- _JOB_
Check every line of the entries below for the word "note", and copy the ones that have it.

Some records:
-- Begin --
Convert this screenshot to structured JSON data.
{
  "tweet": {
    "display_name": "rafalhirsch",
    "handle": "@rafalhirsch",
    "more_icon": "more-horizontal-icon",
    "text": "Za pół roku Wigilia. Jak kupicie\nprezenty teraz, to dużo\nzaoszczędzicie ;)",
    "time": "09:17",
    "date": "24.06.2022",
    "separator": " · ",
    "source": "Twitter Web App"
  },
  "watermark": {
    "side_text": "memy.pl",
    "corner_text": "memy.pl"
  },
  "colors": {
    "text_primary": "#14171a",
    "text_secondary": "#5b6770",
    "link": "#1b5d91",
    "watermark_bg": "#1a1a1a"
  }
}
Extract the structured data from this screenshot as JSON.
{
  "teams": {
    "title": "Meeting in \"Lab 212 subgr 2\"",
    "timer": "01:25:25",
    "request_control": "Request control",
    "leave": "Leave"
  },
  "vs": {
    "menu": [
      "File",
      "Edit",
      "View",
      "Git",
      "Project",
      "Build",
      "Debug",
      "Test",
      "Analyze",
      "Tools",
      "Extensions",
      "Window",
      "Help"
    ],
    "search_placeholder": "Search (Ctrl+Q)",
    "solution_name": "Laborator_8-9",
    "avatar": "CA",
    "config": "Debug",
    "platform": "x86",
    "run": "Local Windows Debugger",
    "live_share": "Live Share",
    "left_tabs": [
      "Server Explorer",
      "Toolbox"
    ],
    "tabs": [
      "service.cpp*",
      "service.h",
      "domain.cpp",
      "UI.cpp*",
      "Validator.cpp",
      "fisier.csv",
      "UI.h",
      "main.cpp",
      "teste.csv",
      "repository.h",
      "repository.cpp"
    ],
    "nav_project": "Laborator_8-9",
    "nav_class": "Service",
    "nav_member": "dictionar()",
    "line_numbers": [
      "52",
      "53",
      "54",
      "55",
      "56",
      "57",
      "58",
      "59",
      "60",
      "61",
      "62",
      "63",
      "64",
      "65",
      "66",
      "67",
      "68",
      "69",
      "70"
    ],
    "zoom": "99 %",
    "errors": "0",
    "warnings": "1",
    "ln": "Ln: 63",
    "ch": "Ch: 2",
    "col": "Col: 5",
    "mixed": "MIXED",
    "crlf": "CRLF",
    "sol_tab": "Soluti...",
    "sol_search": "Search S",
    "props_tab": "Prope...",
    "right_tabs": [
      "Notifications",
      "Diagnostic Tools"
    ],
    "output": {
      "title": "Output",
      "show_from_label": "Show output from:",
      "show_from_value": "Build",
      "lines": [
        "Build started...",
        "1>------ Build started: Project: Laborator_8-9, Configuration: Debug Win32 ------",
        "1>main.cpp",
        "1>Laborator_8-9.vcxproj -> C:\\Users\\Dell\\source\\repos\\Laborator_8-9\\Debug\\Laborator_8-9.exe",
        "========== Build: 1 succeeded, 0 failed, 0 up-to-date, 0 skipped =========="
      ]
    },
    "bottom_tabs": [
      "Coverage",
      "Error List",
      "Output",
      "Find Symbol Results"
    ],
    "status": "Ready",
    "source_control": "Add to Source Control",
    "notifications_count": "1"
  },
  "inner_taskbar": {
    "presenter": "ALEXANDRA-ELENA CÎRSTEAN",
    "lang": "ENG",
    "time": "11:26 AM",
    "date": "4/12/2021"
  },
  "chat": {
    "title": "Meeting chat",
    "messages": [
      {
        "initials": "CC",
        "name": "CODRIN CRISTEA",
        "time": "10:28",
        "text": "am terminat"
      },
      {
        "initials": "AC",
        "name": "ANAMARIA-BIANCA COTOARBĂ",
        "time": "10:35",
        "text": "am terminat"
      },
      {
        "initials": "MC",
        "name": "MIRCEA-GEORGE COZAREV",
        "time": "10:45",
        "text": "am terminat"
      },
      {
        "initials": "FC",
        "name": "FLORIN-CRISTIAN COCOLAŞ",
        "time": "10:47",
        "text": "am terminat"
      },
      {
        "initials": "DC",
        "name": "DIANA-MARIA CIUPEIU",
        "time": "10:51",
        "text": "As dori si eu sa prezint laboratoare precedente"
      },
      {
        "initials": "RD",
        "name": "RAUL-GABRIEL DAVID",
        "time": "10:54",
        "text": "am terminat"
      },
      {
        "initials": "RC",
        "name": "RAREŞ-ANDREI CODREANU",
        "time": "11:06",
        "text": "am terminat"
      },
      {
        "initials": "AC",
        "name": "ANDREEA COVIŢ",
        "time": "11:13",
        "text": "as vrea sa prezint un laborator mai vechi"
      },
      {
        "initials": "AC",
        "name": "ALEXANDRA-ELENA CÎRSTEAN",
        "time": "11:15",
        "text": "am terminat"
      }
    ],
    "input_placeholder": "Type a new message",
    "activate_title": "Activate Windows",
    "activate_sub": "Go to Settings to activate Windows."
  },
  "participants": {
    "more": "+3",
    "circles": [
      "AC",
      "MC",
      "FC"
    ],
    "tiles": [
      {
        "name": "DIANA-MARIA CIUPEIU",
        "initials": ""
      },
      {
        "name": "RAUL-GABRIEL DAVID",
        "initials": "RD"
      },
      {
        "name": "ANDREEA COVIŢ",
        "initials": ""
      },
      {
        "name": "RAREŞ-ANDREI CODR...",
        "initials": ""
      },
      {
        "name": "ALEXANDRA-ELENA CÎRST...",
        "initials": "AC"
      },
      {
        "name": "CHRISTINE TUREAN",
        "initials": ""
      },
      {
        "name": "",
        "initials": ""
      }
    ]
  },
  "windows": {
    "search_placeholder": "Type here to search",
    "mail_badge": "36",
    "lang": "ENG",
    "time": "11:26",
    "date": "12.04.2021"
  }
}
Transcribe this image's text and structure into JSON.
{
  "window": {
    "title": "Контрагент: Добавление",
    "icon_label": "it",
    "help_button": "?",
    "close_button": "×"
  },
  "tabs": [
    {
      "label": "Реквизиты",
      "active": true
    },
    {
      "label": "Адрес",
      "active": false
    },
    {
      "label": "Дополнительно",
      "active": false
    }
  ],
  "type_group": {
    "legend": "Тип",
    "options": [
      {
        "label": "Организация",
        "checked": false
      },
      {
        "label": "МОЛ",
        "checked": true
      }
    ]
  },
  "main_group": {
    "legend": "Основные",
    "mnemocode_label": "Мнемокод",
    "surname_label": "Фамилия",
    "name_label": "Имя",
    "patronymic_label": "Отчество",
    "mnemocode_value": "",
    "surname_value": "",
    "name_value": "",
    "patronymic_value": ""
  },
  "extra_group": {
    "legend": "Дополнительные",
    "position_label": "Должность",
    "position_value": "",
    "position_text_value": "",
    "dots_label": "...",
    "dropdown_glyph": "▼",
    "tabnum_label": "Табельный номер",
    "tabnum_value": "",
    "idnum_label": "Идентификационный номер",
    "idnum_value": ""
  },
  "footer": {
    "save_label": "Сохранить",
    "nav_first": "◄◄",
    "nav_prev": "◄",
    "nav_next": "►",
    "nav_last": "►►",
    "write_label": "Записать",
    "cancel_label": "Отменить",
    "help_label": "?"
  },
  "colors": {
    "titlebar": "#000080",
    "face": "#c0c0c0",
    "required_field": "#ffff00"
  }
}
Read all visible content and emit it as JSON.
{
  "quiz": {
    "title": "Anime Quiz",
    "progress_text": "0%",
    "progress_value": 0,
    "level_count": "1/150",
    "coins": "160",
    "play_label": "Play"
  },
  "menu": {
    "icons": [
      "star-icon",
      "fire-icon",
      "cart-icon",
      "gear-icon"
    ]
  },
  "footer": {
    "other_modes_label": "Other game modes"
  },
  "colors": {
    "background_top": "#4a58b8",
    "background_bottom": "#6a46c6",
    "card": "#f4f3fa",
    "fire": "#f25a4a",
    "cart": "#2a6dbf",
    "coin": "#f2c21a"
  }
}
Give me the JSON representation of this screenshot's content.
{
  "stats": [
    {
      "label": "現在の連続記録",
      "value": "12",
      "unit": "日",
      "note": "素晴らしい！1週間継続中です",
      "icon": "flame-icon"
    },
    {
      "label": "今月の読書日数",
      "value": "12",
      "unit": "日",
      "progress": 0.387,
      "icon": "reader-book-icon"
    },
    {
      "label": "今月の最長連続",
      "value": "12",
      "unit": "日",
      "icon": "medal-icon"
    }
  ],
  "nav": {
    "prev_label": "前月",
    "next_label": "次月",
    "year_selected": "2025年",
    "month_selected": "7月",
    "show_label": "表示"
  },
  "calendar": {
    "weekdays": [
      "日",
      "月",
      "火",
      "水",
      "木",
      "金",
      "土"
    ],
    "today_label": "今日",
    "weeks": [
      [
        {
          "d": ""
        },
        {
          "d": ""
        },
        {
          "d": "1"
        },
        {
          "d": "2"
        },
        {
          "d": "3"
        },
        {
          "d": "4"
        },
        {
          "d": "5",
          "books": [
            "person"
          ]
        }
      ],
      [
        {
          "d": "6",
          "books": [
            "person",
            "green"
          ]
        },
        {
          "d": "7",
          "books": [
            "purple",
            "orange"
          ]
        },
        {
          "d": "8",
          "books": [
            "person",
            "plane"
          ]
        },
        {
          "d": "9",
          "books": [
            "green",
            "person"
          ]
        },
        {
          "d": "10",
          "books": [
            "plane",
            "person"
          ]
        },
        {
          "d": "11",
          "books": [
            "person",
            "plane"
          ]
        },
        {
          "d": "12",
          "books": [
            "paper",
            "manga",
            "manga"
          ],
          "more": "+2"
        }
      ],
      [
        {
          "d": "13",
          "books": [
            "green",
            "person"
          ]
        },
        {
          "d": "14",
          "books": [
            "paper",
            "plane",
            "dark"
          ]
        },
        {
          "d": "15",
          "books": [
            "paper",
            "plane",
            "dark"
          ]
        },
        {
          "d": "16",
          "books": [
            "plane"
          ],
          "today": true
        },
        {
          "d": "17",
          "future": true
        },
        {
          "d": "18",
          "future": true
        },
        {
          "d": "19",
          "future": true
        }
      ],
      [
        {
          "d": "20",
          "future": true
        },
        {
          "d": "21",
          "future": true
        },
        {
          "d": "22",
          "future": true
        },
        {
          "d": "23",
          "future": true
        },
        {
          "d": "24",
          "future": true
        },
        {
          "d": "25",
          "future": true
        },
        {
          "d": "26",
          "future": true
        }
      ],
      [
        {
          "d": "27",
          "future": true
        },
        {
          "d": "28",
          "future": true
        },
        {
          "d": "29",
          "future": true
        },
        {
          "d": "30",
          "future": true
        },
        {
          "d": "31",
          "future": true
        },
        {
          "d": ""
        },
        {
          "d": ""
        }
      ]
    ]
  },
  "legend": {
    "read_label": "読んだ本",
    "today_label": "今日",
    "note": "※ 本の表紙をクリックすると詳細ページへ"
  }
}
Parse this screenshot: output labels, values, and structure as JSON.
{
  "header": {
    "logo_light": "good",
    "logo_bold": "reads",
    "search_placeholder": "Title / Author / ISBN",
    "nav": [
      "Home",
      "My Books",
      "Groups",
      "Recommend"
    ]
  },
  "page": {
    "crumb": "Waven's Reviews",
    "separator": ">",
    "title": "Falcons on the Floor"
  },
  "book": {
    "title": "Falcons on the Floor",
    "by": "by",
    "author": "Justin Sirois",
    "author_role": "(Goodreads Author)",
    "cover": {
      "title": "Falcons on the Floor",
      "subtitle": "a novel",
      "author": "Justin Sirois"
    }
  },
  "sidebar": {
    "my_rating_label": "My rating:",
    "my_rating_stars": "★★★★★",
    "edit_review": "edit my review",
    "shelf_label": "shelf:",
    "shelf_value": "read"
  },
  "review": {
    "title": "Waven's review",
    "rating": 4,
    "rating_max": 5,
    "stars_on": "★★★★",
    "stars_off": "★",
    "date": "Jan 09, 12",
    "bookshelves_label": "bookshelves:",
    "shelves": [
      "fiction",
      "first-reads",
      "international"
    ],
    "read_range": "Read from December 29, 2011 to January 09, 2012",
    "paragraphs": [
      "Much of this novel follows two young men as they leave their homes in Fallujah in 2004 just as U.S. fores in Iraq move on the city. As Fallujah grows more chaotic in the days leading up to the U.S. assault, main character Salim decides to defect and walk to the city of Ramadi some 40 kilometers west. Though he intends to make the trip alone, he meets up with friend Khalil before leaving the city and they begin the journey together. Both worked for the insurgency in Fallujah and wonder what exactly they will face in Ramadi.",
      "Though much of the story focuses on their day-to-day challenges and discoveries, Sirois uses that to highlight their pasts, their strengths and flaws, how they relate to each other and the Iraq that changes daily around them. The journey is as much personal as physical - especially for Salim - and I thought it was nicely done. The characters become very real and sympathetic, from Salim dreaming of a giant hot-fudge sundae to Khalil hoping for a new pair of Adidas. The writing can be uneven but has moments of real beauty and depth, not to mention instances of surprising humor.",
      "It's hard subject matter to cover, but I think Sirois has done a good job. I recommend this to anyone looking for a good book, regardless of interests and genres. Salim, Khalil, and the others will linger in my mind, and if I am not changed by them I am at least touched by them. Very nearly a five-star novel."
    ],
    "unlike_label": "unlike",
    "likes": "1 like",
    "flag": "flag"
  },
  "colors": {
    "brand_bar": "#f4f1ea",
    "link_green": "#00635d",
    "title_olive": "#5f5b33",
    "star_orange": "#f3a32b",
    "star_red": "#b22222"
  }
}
-- End --
- _COMPLETE ANSWER_
      "note": "素晴らしい！1週間継続中です",
    "note": "※ 本の表紙をクリックすると詳細ページへ"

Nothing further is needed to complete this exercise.